**Task directions**:
Quote the records below word for word, leaving out the picture.

**Listing**:
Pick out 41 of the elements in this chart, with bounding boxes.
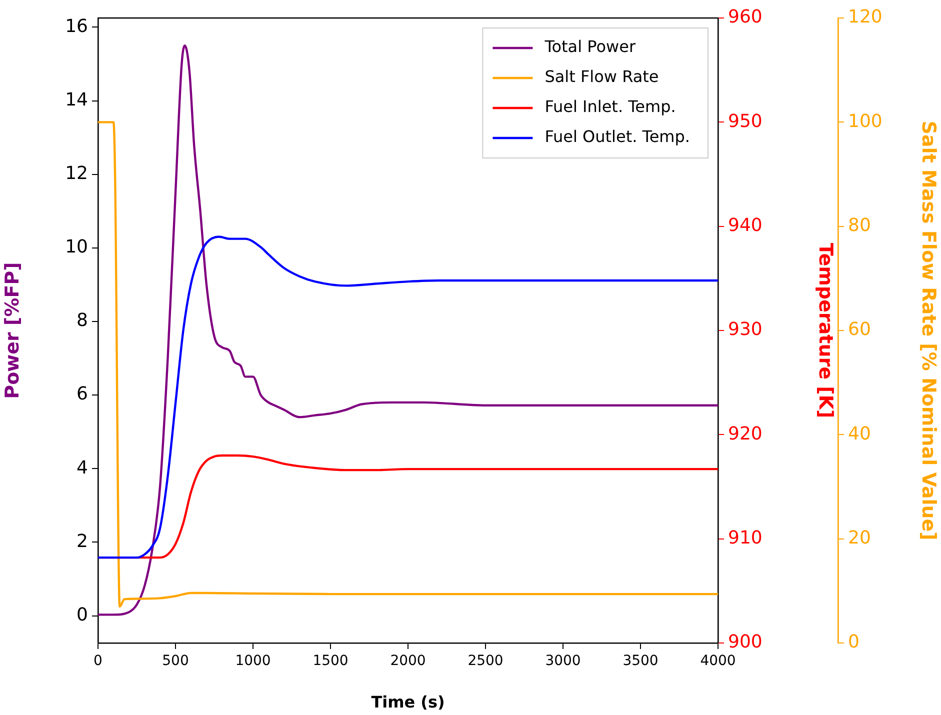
legend-label: Salt Flow Rate — [544, 67, 659, 86]
x-tick-label: 500 — [162, 653, 189, 670]
y-axis-title: Power [%FP] — [1, 262, 24, 399]
y-tick-label: 4 — [76, 457, 88, 478]
line-series — [98, 236, 718, 559]
y-tick-label: 10 — [65, 236, 88, 258]
x-axis-title: Time (s) — [371, 692, 445, 712]
legend-label: Fuel Outlet. Temp. — [544, 127, 690, 146]
y-tick-label: 2 — [76, 530, 88, 552]
y-tick-label: 8 — [76, 310, 88, 332]
y3-axis-title: Salt Mass Flow Rate [% Nominal Value] — [918, 120, 940, 540]
y3-tick-label: 80 — [848, 215, 871, 236]
y-tick-label: 12 — [65, 163, 88, 184]
y3-tick-label: 120 — [848, 6, 882, 28]
x-tick-label: 1500 — [312, 653, 348, 670]
y-tick-label: 14 — [65, 89, 88, 110]
y3-tick-label: 0 — [848, 632, 860, 653]
y-tick-label: 16 — [65, 16, 88, 37]
y2-tick-label: 910 — [728, 528, 762, 549]
x-tick-label: 1000 — [235, 653, 271, 670]
y2-tick-label: 900 — [728, 632, 762, 653]
y2-tick-label: 920 — [728, 423, 762, 444]
y2-axis-title: Temperature [K] — [814, 242, 837, 418]
y3-tick-label: 40 — [848, 423, 871, 444]
legend-label: Total Power — [544, 37, 636, 56]
y3-tick-label: 100 — [848, 110, 882, 132]
y2-tick-label: 960 — [728, 6, 762, 28]
x-tick-label: 3000 — [545, 653, 581, 670]
y-tick-label: 6 — [76, 384, 88, 405]
legend-label: Fuel Inlet. Temp. — [544, 97, 676, 116]
x-tick-label: 0 — [94, 653, 102, 670]
y2-tick-label: 950 — [728, 110, 762, 132]
x-tick-label: 2000 — [390, 653, 426, 670]
y2-tick-label: 940 — [728, 215, 762, 236]
x-tick-label: 2500 — [468, 653, 504, 670]
y3-tick-label: 60 — [848, 319, 871, 340]
x-tick-label: 4000 — [700, 653, 736, 670]
y3-tick-label: 20 — [848, 528, 871, 549]
y-tick-label: 0 — [76, 604, 88, 626]
y2-tick-label: 930 — [728, 319, 762, 340]
x-tick-label: 3500 — [622, 653, 658, 670]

**Answer to this exercise**:
Pick out 41 of the elements in this chart, with bounding boxes.
legend-label: Salt Flow Rate — [544, 67, 659, 86]
x-tick-label: 500 — [162, 653, 189, 670]
y-axis-title: Power [%FP] — [1, 262, 24, 399]
y-tick-label: 4 — [76, 457, 88, 478]
line-series — [98, 236, 718, 559]
y-tick-label: 10 — [65, 236, 88, 258]
x-axis-title: Time (s) — [371, 692, 445, 712]
legend-label: Fuel Outlet. Temp. — [544, 127, 690, 146]
y-tick-label: 2 — [76, 530, 88, 552]
y-tick-label: 8 — [76, 310, 88, 332]
y3-axis-title: Salt Mass Flow Rate [% Nominal Value] — [918, 120, 940, 540]
y3-tick-label: 80 — [848, 215, 871, 236]
y-tick-label: 12 — [65, 163, 88, 184]
y3-tick-label: 120 — [848, 6, 882, 28]
x-tick-label: 1500 — [312, 653, 348, 670]
y-tick-label: 14 — [65, 89, 88, 110]
y3-tick-label: 0 — [848, 632, 860, 653]
y-tick-label: 16 — [65, 16, 88, 37]
y2-tick-label: 910 — [728, 528, 762, 549]
x-tick-label: 1000 — [235, 653, 271, 670]
y2-tick-label: 900 — [728, 632, 762, 653]
y2-tick-label: 920 — [728, 423, 762, 444]
y2-axis-title: Temperature [K] — [814, 242, 837, 418]
y3-tick-label: 40 — [848, 423, 871, 444]
legend-label: Total Power — [544, 37, 636, 56]
y3-tick-label: 100 — [848, 110, 882, 132]
y2-tick-label: 960 — [728, 6, 762, 28]
x-tick-label: 3000 — [545, 653, 581, 670]
y-tick-label: 6 — [76, 384, 88, 405]
legend-label: Fuel Inlet. Temp. — [544, 97, 676, 116]
x-tick-label: 0 — [94, 653, 102, 670]
y2-tick-label: 950 — [728, 110, 762, 132]
x-tick-label: 2000 — [390, 653, 426, 670]
y2-tick-label: 940 — [728, 215, 762, 236]
x-tick-label: 2500 — [468, 653, 504, 670]
y3-tick-label: 60 — [848, 319, 871, 340]
x-tick-label: 4000 — [700, 653, 736, 670]
y3-tick-label: 20 — [848, 528, 871, 549]
y-tick-label: 0 — [76, 604, 88, 626]
y2-tick-label: 930 — [728, 319, 762, 340]
x-tick-label: 3500 — [622, 653, 658, 670]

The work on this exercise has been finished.